## WORK TO COMPLETE:
Please render every line of the entries below as a Markdown table with the columns Row and Line, numbering the rows and skipping blank lines.

━━━━━━

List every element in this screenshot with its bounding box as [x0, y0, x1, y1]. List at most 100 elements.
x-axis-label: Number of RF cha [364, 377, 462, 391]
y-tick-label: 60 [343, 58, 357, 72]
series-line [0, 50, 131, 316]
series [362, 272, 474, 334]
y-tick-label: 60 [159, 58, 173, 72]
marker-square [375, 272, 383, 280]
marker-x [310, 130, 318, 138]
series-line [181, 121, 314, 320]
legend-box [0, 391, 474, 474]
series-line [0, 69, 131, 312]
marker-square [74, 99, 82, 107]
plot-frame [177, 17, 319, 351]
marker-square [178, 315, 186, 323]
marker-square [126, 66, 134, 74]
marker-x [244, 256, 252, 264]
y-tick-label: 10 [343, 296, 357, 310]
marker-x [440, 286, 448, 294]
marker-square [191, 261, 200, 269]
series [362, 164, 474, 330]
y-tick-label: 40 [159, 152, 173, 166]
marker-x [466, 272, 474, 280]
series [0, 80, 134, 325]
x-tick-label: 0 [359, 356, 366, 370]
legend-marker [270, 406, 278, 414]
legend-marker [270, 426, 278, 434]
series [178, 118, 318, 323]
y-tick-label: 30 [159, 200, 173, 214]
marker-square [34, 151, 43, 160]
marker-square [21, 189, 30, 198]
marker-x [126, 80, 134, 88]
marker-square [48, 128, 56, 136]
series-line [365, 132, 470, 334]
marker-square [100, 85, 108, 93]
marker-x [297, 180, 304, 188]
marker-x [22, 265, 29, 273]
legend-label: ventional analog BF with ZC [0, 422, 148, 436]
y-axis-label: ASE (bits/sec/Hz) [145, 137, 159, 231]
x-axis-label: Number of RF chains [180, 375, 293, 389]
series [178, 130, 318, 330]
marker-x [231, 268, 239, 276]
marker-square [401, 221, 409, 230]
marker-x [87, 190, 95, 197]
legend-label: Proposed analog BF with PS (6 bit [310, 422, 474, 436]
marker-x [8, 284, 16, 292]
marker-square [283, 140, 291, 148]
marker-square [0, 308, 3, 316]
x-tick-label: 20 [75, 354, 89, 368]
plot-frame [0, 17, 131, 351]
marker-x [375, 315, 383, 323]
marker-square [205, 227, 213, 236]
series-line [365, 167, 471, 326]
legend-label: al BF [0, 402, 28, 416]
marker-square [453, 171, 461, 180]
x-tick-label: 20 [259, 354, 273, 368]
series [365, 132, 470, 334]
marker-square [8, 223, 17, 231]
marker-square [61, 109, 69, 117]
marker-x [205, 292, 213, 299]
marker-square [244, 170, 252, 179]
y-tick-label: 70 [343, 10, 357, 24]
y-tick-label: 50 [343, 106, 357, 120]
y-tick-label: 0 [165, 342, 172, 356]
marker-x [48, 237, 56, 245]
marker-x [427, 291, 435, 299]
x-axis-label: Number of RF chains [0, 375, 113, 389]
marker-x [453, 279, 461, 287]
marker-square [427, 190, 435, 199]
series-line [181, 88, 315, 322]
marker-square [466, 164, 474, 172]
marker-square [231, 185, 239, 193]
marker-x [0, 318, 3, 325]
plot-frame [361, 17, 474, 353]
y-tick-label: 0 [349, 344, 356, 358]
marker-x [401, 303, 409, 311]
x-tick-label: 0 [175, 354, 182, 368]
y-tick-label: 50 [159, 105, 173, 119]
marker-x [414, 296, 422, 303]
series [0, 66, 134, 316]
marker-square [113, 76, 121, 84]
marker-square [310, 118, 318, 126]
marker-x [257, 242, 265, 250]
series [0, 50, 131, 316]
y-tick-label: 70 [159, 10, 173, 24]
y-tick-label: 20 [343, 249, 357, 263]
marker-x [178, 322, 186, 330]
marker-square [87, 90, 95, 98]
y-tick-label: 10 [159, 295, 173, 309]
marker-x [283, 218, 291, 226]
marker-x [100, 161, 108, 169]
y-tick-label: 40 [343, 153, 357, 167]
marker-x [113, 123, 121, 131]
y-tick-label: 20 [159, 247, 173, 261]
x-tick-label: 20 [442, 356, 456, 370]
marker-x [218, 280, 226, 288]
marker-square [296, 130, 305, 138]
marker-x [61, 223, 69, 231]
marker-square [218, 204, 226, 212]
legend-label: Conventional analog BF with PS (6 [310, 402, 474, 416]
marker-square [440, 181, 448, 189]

━━━━━━

## REPLY TO THE EXERCISE:
| Row | Line |
|---|---|
| 1 | List every element in this screenshot with its bounding box as [x0, y0, x1, y1]. List at most 100 elements. |
| 2 | x-axis-label: Number of RF cha [364, 377, 462, 391] |
| 3 | y-tick-label: 60 [343, 58, 357, 72] |
| 4 | series-line [0, 50, 131, 316] |
| 5 | series [362, 272, 474, 334] |
| 6 | y-tick-label: 60 [159, 58, 173, 72] |
| 7 | marker-square [375, 272, 383, 280] |
| 8 | marker-x [310, 130, 318, 138] |
| 9 | series-line [181, 121, 314, 320] |
| 10 | legend-box [0, 391, 474, 474] |
| 11 | series-line [0, 69, 131, 312] |
| 12 | marker-square [74, 99, 82, 107] |
| 13 | plot-frame [177, 17, 319, 351] |
| 14 | marker-square [178, 315, 186, 323] |
| 15 | marker-square [126, 66, 134, 74] |
| 16 | marker-x [244, 256, 252, 264] |
| 17 | y-tick-label: 10 [343, 296, 357, 310] |
| 18 | marker-x [440, 286, 448, 294] |
| 19 | marker-square [191, 261, 200, 269] |
| 20 | series [362, 164, 474, 330] |
| 21 | y-tick-label: 40 [159, 152, 173, 166] |
| 22 | marker-x [466, 272, 474, 280] |
| 23 | series [0, 80, 134, 325] |
| 24 | x-tick-label: 0 [359, 356, 366, 370] |
| 25 | legend-marker [270, 406, 278, 414] |
| 26 | legend-marker [270, 426, 278, 434] |
| 27 | series [178, 118, 318, 323] |
| 28 | y-tick-label: 30 [159, 200, 173, 214] |
| 29 | marker-square [34, 151, 43, 160] |
| 30 | marker-square [21, 189, 30, 198] |
| 31 | marker-x [126, 80, 134, 88] |
| 32 | marker-square [48, 128, 56, 136] |
| 33 | series-line [365, 132, 470, 334] |
| 34 | marker-square [100, 85, 108, 93] |
| 35 | marker-x [297, 180, 304, 188] |
| 36 | marker-x [22, 265, 29, 273] |
| 37 | legend-label: ventional analog BF with ZC [0, 422, 148, 436] |
| 38 | y-axis-label: ASE (bits/sec/Hz) [145, 137, 159, 231] |
| 39 | x-axis-label: Number of RF chains [180, 375, 293, 389] |
| 40 | series [178, 130, 318, 330] |
| 41 | marker-x [231, 268, 239, 276] |
| 42 | marker-square [401, 221, 409, 230] |
| 43 | marker-x [87, 190, 95, 197] |
| 44 | legend-label: Proposed analog BF with PS (6 bit [310, 422, 474, 436] |
| 45 | marker-x [8, 284, 16, 292] |
| 46 | marker-square [283, 140, 291, 148] |
| 47 | marker-square [0, 308, 3, 316] |
| 48 | x-tick-label: 20 [75, 354, 89, 368] |
| 49 | plot-frame [0, 17, 131, 351] |
| 50 | marker-x [375, 315, 383, 323] |
| 51 | marker-square [205, 227, 213, 236] |
| 52 | series-line [365, 167, 471, 326] |
| 53 | legend-label: al BF [0, 402, 28, 416] |
| 54 | marker-square [453, 171, 461, 180] |
| 55 | x-tick-label: 20 [259, 354, 273, 368] |
| 56 | series [365, 132, 470, 334] |
| 57 | marker-square [8, 223, 17, 231] |
| 58 | marker-square [61, 109, 69, 117] |
| 59 | marker-x [205, 292, 213, 299] |
| 60 | marker-square [244, 170, 252, 179] |
| 61 | y-tick-label: 70 [343, 10, 357, 24] |
| 62 | y-tick-label: 50 [343, 106, 357, 120] |
| 63 | y-tick-label: 0 [165, 342, 172, 356] |
| 64 | marker-x [48, 237, 56, 245] |
| 65 | marker-x [427, 291, 435, 299] |
| 66 | x-axis-label: Number of RF chains [0, 375, 113, 389] |
| 67 | marker-x [453, 279, 461, 287] |
| 68 | marker-square [427, 190, 435, 199] |
| 69 | series-line [181, 88, 315, 322] |
| 70 | marker-square [466, 164, 474, 172] |
| 71 | marker-square [231, 185, 239, 193] |
| 72 | marker-x [0, 318, 3, 325] |
| 73 | plot-frame [361, 17, 474, 353] |
| 74 | y-tick-label: 0 [349, 344, 356, 358] |
| 75 | marker-x [401, 303, 409, 311] |
| 76 | x-tick-label: 0 [175, 354, 182, 368] |
| 77 | y-tick-label: 50 [159, 105, 173, 119] |
| 78 | marker-x [414, 296, 422, 303] |
| 79 | series [0, 66, 134, 316] |
| 80 | marker-square [113, 76, 121, 84] |
| 81 | marker-square [310, 118, 318, 126] |
| 82 | marker-x [257, 242, 265, 250] |
| 83 | series [0, 50, 131, 316] |
| 84 | y-tick-label: 70 [159, 10, 173, 24] |
| 85 | y-tick-label: 20 [343, 249, 357, 263] |
| 86 | marker-x [178, 322, 186, 330] |
| 87 | marker-square [87, 90, 95, 98] |
| 88 | y-tick-label: 10 [159, 295, 173, 309] |
| 89 | marker-x [283, 218, 291, 226] |
| 90 | marker-x [100, 161, 108, 169] |
| 91 | y-tick-label: 40 [343, 153, 357, 167] |
| 92 | marker-x [113, 123, 121, 131] |
| 93 | y-tick-label: 20 [159, 247, 173, 261] |
| 94 | x-tick-label: 20 [442, 356, 456, 370] |
| 95 | marker-x [218, 280, 226, 288] |
| 96 | marker-square [296, 130, 305, 138] |
| 97 | marker-x [61, 223, 69, 231] |
| 98 | marker-square [218, 204, 226, 212] |
| 99 | legend-label: Conventional analog BF with PS (6 [310, 402, 474, 416] |
| 100 | marker-square [440, 181, 448, 189] |